START MATERIAL PROVIDED

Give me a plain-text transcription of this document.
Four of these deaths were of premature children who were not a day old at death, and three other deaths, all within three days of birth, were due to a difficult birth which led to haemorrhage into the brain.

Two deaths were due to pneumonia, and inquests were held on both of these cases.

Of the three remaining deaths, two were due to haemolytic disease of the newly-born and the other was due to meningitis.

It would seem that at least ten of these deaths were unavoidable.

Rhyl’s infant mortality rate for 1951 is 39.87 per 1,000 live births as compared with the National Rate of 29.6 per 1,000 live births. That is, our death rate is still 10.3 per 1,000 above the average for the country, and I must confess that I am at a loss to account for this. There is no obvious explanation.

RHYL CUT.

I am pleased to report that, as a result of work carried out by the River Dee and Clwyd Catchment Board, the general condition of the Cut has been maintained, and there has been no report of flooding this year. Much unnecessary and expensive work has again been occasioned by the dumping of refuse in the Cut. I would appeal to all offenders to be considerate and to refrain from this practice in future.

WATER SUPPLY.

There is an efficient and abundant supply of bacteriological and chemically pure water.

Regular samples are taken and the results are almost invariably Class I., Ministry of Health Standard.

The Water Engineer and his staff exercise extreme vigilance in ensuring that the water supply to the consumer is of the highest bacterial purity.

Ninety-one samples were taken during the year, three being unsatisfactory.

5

END MATERIAL PROVIDED

Look above for lines with the word "these" and copy them all.

EXERCISE RESPONSE:
Four of these deaths were of premature children who were not a day old at death, and three other deaths, all within three days of birth, were due to a difficult birth which led to haemorrhage into the brain.
Two deaths were due to pneumonia, and inquests were held on both of these cases.
It would seem that at least ten of these deaths were unavoidable.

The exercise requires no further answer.